[Collected data]
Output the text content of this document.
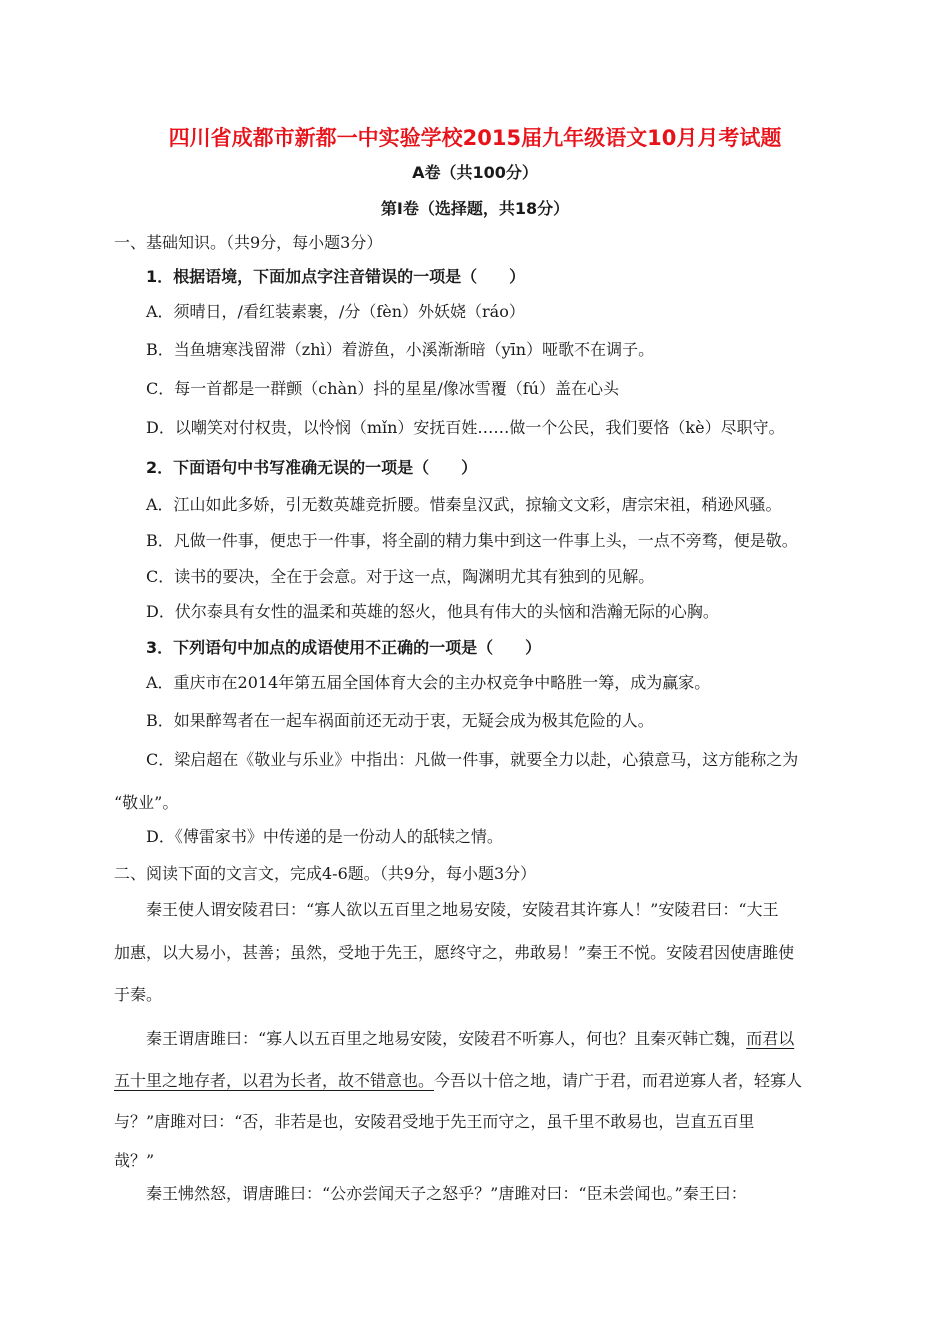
四川省成都市新都一中实验学校2015届九年级语文10月月考试题
A卷（共100分）
第Ⅰ卷（选择题，共18分）
一、基础知识。（共9分，每小题3分）
1．根据语境，下面加点字注音错误的一项是（　　）
A．须晴日，/看红装素裹，/分（fèn）外妖娆（ráo）
B．当鱼塘寒浅留滞（zhì）着游鱼，小溪渐渐暗（yīn）哑歌不在调子。
C．每一首都是一群颤（chàn）抖的星星/像冰雪覆（fú）盖在心头
D．以嘲笑对付权贵，以怜悯（mǐn）安抚百姓……做一个公民，我们要恪（kè）尽职守。
2．下面语句中书写准确无误的一项是（　　）
A．江山如此多娇，引无数英雄竞折腰。惜秦皇汉武，掠输文文彩，唐宗宋祖，稍逊风骚。
B．凡做一件事，便忠于一件事，将全副的精力集中到这一件事上头，一点不旁骛，便是敬。
C．读书的要决，全在于会意。对于这一点，陶渊明尤其有独到的见解。
D．伏尔泰具有女性的温柔和英雄的怒火，他具有伟大的头恼和浩瀚无际的心胸。
3．下列语句中加点的成语使用不正确的一项是（　　）
A．重庆市在2014年第五届全国体育大会的主办权竞争中略胜一筹，成为赢家。
B．如果醉驾者在一起车祸面前还无动于衷，无疑会成为极其危险的人。
C．梁启超在《敬业与乐业》中指出：凡做一件事，就要全力以赴，心猿意马，这方能称之为
“敬业”。
D．《傅雷家书》中传递的是一份动人的舐犊之情。
二、阅读下面的文言文，完成4-6题。（共9分，每小题3分）
秦王使人谓安陵君曰：“寡人欲以五百里之地易安陵，安陵君其许寡人！”安陵君曰：“大王
加惠，以大易小，甚善；虽然，受地于先王，愿终守之，弗敢易！”秦王不悦。安陵君因使唐雎使
于秦。
秦王谓唐雎曰：“寡人以五百里之地易安陵，安陵君不听寡人，何也？且秦灭韩亡魏，而君以
五十里之地存者，以君为长者，故不错意也。今吾以十倍之地，请广于君，而君逆寡人者，轻寡人
与？”唐雎对曰：“否，非若是也，安陵君受地于先王而守之，虽千里不敢易也，岂直五百里
哉？”
秦王怫然怒，谓唐雎曰：“公亦尝闻天子之怒乎？”唐雎对曰：“臣未尝闻也。”秦王曰：
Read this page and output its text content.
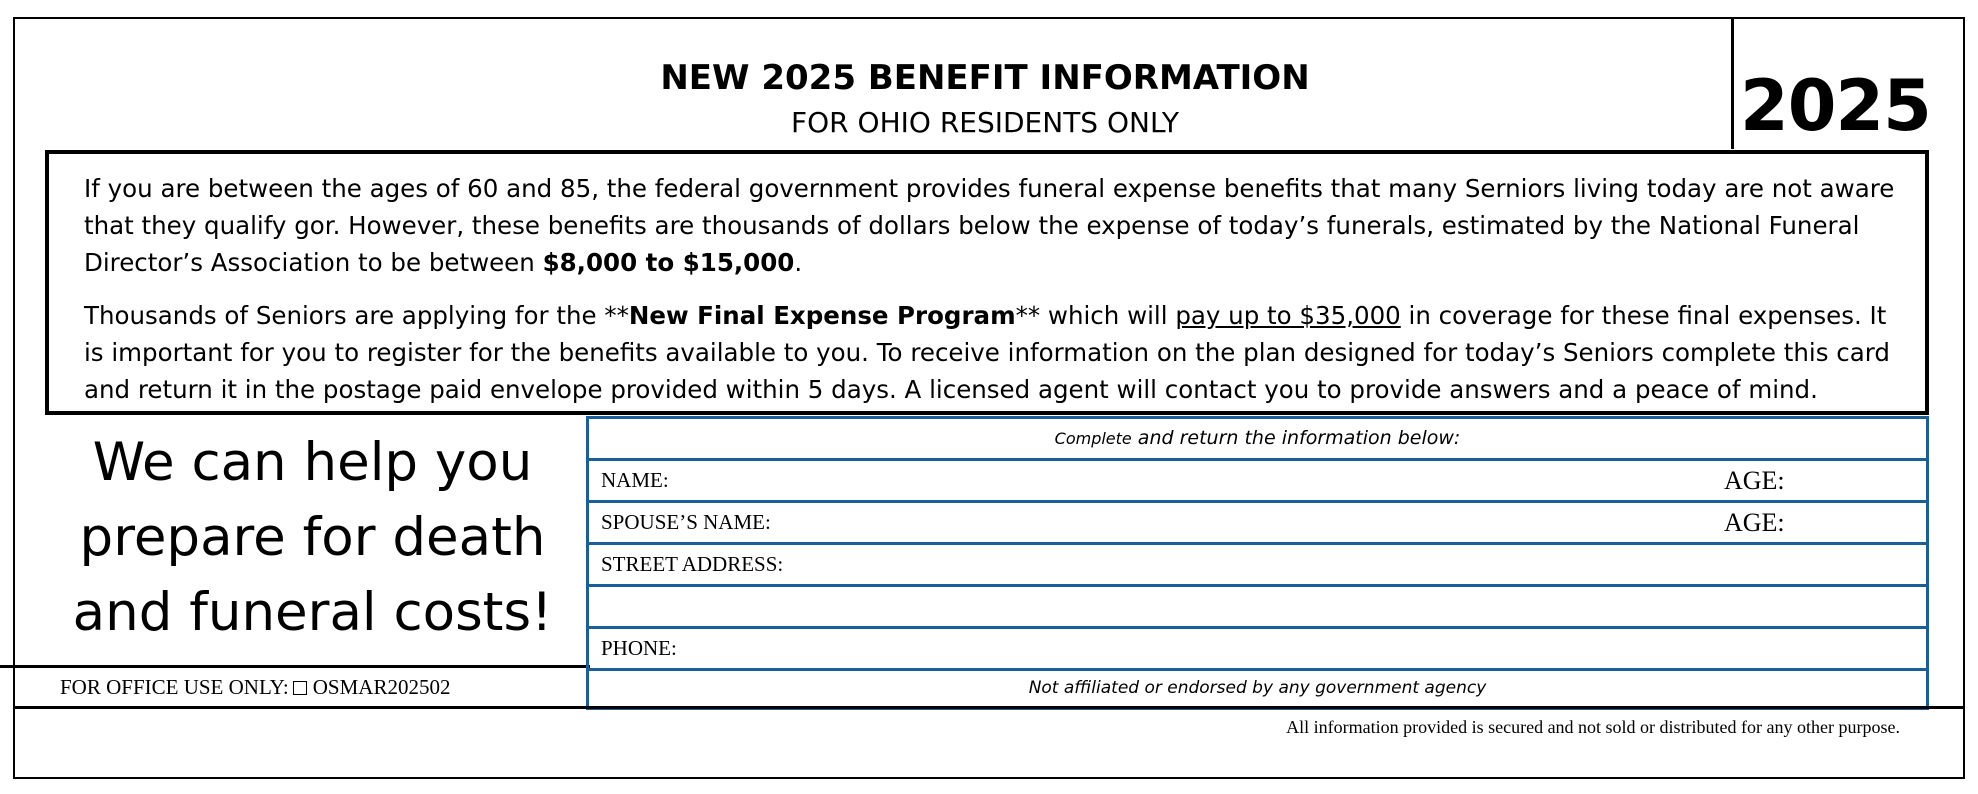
2025
NEW 2025 BENEFIT INFORMATION
FOR OHIO RESIDENTS ONLY

If you are between the ages of 60 and 85, the federal government provides funeral expense benefits that many Serniors living today are not aware that they qualify gor. However, these benefits are thousands of dollars below the expense of today’s funerals, estimated by the National Funeral Director’s Association to be between $8,000 to $15,000.

Thousands of Seniors are applying for the **New Final Expense Program** which will pay up to $35,000 in coverage for these final expenses. It is important for you to register for the benefits available to you. To receive information on the plan designed for today’s Seniors complete this card and return it in the postage paid envelope provided within 5 days. A licensed agent will contact you to provide answers and a peace of mind.

We can help you
prepare for death
and funeral costs!
FOR OFFICE USE ONLY: OSMAR202502
Complete and return the information below:
NAME:	AGE:
SPOUSE’S NAME:	AGE:
STREET ADDRESS:
PHONE:
Not affiliated or endorsed by any government agency
All information provided is secured and not sold or distributed for any other purpose.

**Job:** For each line in the data above that contains the string "text", extract the line.

**Reply:**
Output the text content of this document.
Read this page and output its text content.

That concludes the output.